**WORK TO BE COMPLETED**
Set out every line bearing the string "name".
** START OF DATA ROWS **
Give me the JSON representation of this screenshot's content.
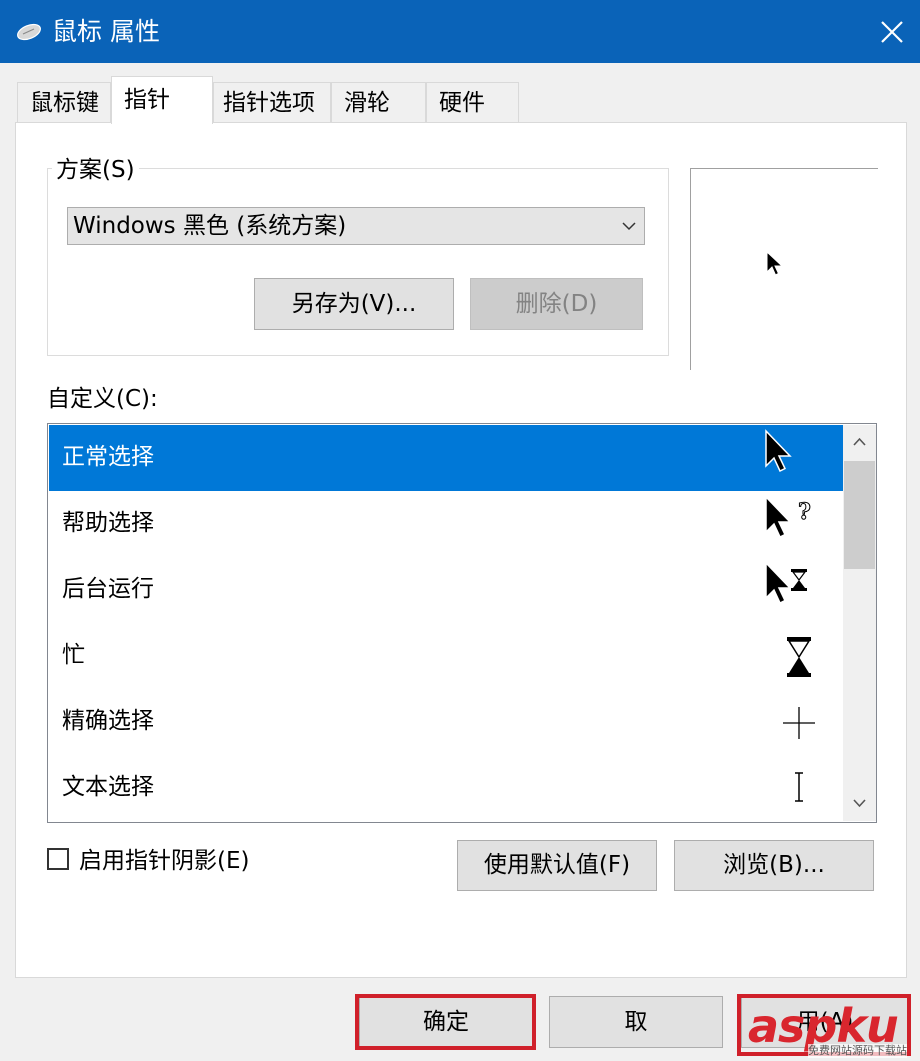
{
  "window": {
    "title": "鼠标 属性",
    "icons": {
      "app": "mouse-icon",
      "close": "close-icon"
    }
  },
  "tabs": [
    {
      "label": "鼠标键",
      "active": false
    },
    {
      "label": "指针",
      "active": true
    },
    {
      "label": "指针选项",
      "active": false
    },
    {
      "label": "滑轮",
      "active": false
    },
    {
      "label": "硬件",
      "active": false
    }
  ],
  "scheme": {
    "label": "方案(S)",
    "selected": "Windows 黑色 (系统方案)",
    "save_as_label": "另存为(V)...",
    "delete_label": "删除(D)"
  },
  "customize": {
    "label": "自定义(C):",
    "items": [
      {
        "label": "正常选择",
        "icon": "arrow-cursor-icon",
        "selected": true
      },
      {
        "label": "帮助选择",
        "icon": "help-cursor-icon",
        "selected": false
      },
      {
        "label": "后台运行",
        "icon": "working-in-background-cursor-icon",
        "selected": false
      },
      {
        "label": "忙",
        "icon": "busy-hourglass-cursor-icon",
        "selected": false
      },
      {
        "label": "精确选择",
        "icon": "crosshair-cursor-icon",
        "selected": false
      },
      {
        "label": "文本选择",
        "icon": "text-beam-cursor-icon",
        "selected": false
      }
    ]
  },
  "shadow_checkbox": {
    "label": "启用指针阴影(E)",
    "checked": false
  },
  "buttons": {
    "use_default": "使用默认值(F)",
    "browse": "浏览(B)...",
    "ok": "确定",
    "cancel": "取",
    "apply": "用(A)"
  },
  "watermark": {
    "logo": "aspku",
    "sub": "免费网站源码下载站"
  },
  "colors": {
    "titlebar": "#0a63b8",
    "selection": "#0078d7",
    "highlight_box": "#d0202a"
  }
}
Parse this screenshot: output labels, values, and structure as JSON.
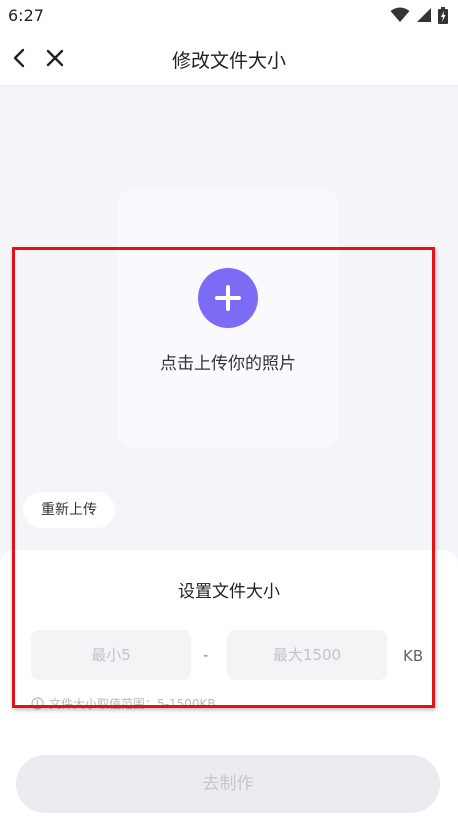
{
  "status_bar": {
    "time": "6:27",
    "icons": [
      "wifi-icon",
      "signal-icon",
      "battery-icon"
    ]
  },
  "nav": {
    "title": "修改文件大小",
    "back_icon": "chevron-left-icon",
    "close_icon": "close-icon"
  },
  "upload": {
    "label": "点击上传你的照片",
    "icon": "plus-icon",
    "accent_color": "#7c6cf5"
  },
  "reupload": {
    "label": "重新上传"
  },
  "settings": {
    "title": "设置文件大小",
    "min_placeholder": "最小5",
    "max_placeholder": "最大1500",
    "separator": "-",
    "unit": "KB",
    "hint": "文件大小取值范围：5-1500KB"
  },
  "action": {
    "label": "去制作"
  },
  "highlight_color": "#e0131b"
}
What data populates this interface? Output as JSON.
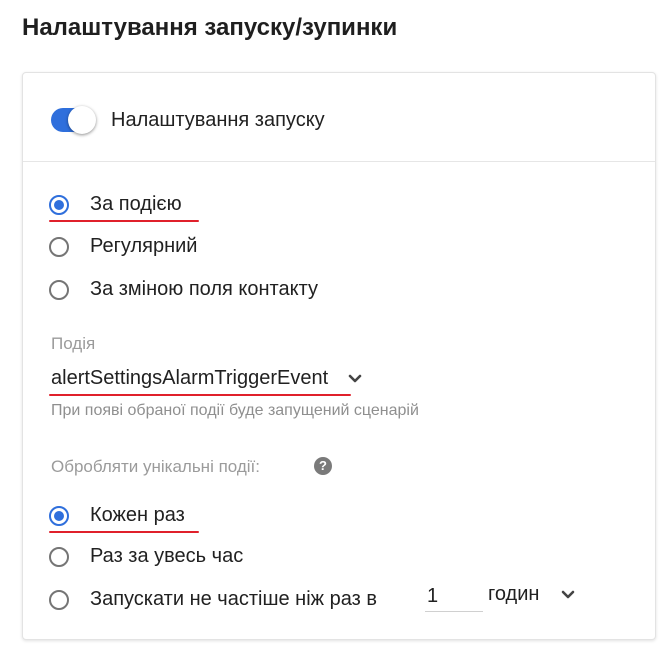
{
  "page_title": "Налаштування запуску/зупинки",
  "launch_settings": {
    "toggle_on": true,
    "label": "Налаштування запуску"
  },
  "trigger_type": {
    "options": [
      "За подією",
      "Регулярний",
      "За зміною поля контакту"
    ],
    "selected": "За подією"
  },
  "event": {
    "label": "Подія",
    "value": "alertSettingsAlarmTriggerEvent",
    "hint": "При появі обраної події буде запущений сценарій"
  },
  "unique_events": {
    "label": "Обробляти унікальні події:",
    "help_icon": "question-icon",
    "options": [
      "Кожен раз",
      "Раз за увесь час",
      "Запускати не частіше ніж раз в"
    ],
    "selected": "Кожен раз",
    "interval_value": "1",
    "interval_unit": "годин"
  },
  "colors": {
    "accent": "#2f6fdc",
    "highlight_underline": "#e0202b"
  }
}
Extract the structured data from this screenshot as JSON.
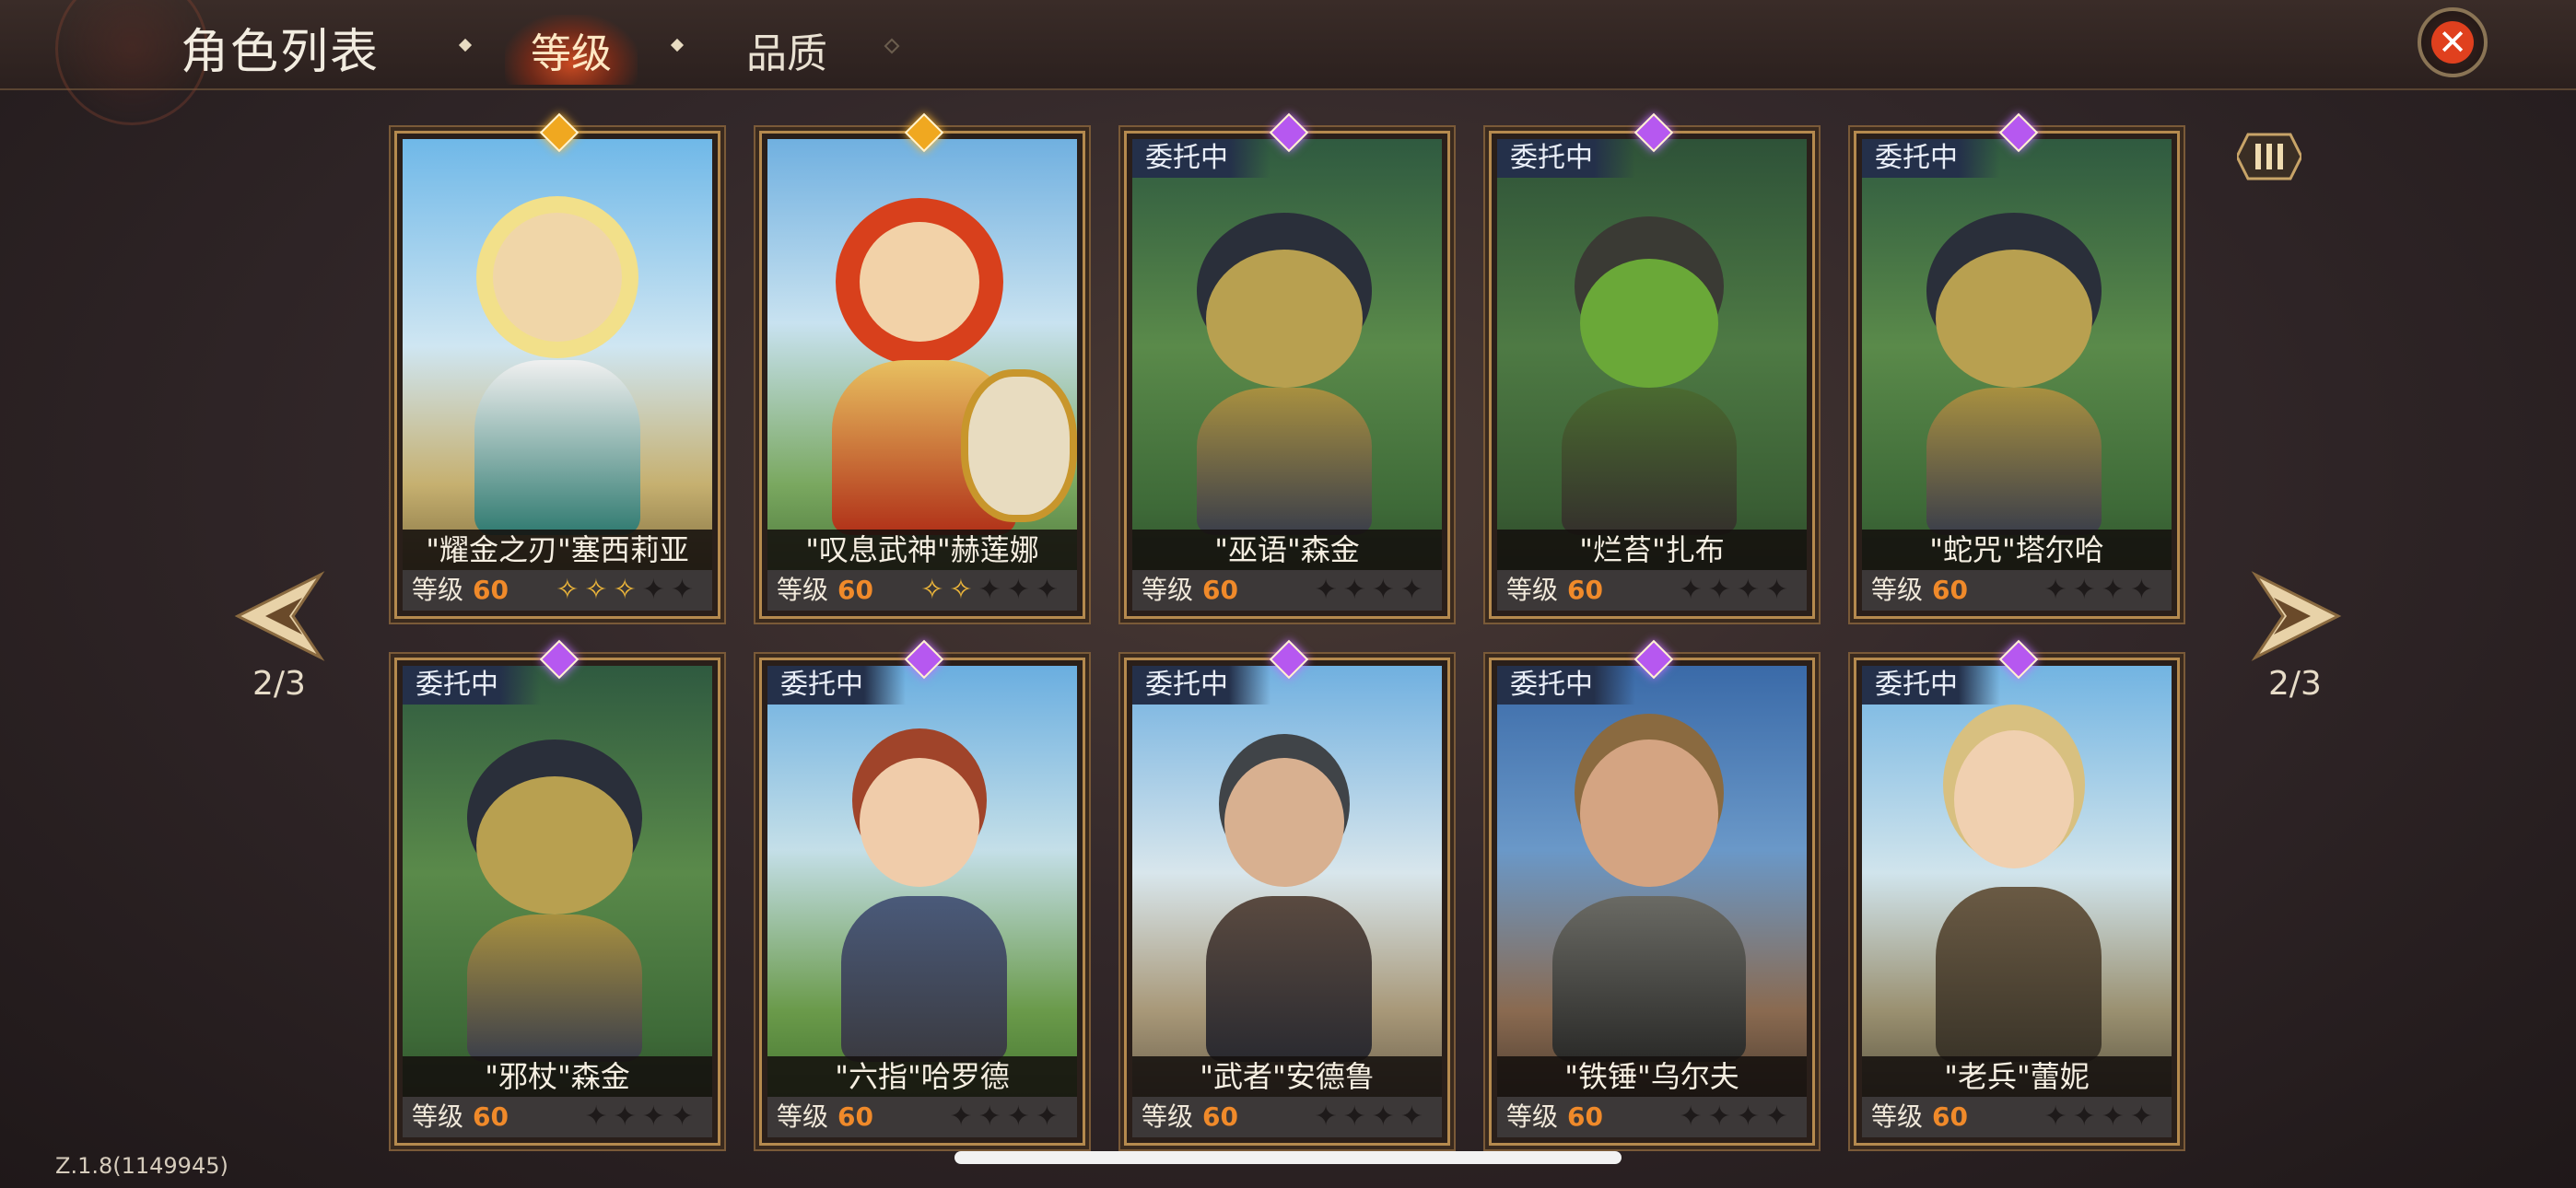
{
  "header": {
    "title": "角色列表",
    "tabs": [
      {
        "label": "等级",
        "active": true
      },
      {
        "label": "品质",
        "active": false
      }
    ],
    "close_icon": "close-x-icon"
  },
  "pagination": {
    "left": "2/3",
    "right": "2/3"
  },
  "level_label": "等级",
  "cards": [
    {
      "name": "\"耀金之刃\"塞西莉亚",
      "badge": "",
      "level": "60",
      "gem": "gold",
      "stars_on": 3,
      "stars_total": 5,
      "accent": "#d8b050"
    },
    {
      "name": "\"叹息武神\"赫莲娜",
      "badge": "",
      "level": "60",
      "gem": "gold",
      "stars_on": 2,
      "stars_total": 5,
      "accent": "#d04020"
    },
    {
      "name": "\"巫语\"森金",
      "badge": "委托中",
      "level": "60",
      "gem": "purple",
      "stars_on": 0,
      "stars_total": 4,
      "accent": "#a89040"
    },
    {
      "name": "\"烂苔\"扎布",
      "badge": "委托中",
      "level": "60",
      "gem": "purple",
      "stars_on": 0,
      "stars_total": 4,
      "accent": "#5a9a30"
    },
    {
      "name": "\"蛇咒\"塔尔哈",
      "badge": "委托中",
      "level": "60",
      "gem": "purple",
      "stars_on": 0,
      "stars_total": 4,
      "accent": "#a89040"
    },
    {
      "name": "\"邪杖\"森金",
      "badge": "委托中",
      "level": "60",
      "gem": "purple",
      "stars_on": 0,
      "stars_total": 4,
      "accent": "#a89040"
    },
    {
      "name": "\"六指\"哈罗德",
      "badge": "委托中",
      "level": "60",
      "gem": "purple",
      "stars_on": 0,
      "stars_total": 4,
      "accent": "#a0502a"
    },
    {
      "name": "\"武者\"安德鲁",
      "badge": "委托中",
      "level": "60",
      "gem": "purple",
      "stars_on": 0,
      "stars_total": 4,
      "accent": "#505050"
    },
    {
      "name": "\"铁锤\"乌尔夫",
      "badge": "委托中",
      "level": "60",
      "gem": "purple",
      "stars_on": 0,
      "stars_total": 4,
      "accent": "#806040"
    },
    {
      "name": "\"老兵\"蕾妮",
      "badge": "委托中",
      "level": "60",
      "gem": "purple",
      "stars_on": 0,
      "stars_total": 4,
      "accent": "#d8c080"
    }
  ],
  "version": "Z.1.8(1149945)"
}
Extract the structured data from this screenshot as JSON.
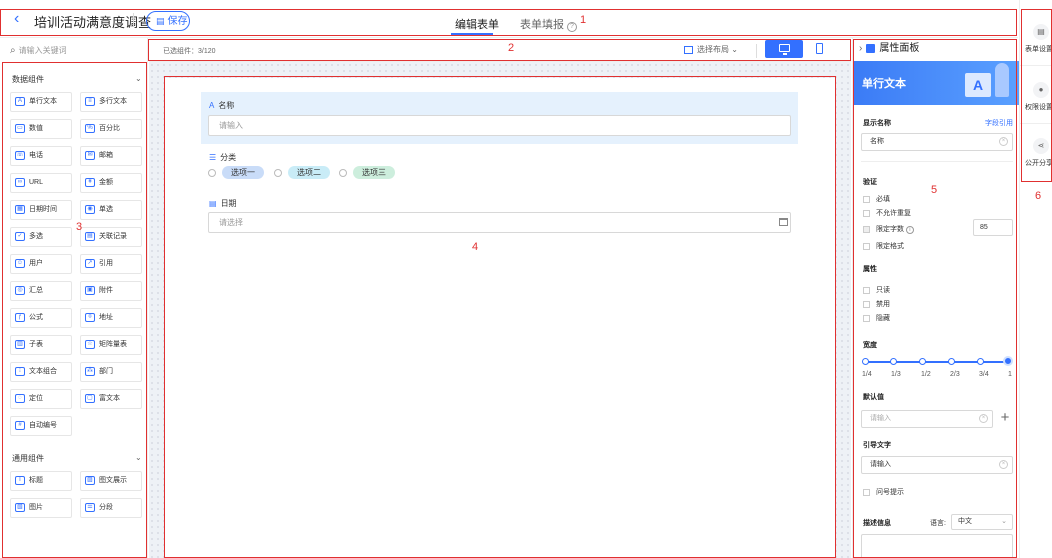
** END OF DATA ROWS **
**EXPECTED ANSWER**
      "name": "\"耀金之刃\"塞西莉亚",
      "name": "\"叹息武神\"赫莲娜",
      "name": "\"巫语\"森金",
      "name": "\"烂苔\"扎布",
      "name": "\"蛇咒\"塔尔哈",
      "name": "\"邪杖\"森金",
      "name": "\"六指\"哈罗德",
      "name": "\"武者\"安德鲁",
      "name": "\"铁锤\"乌尔夫",
      "name": "\"老兵\"蕾妮",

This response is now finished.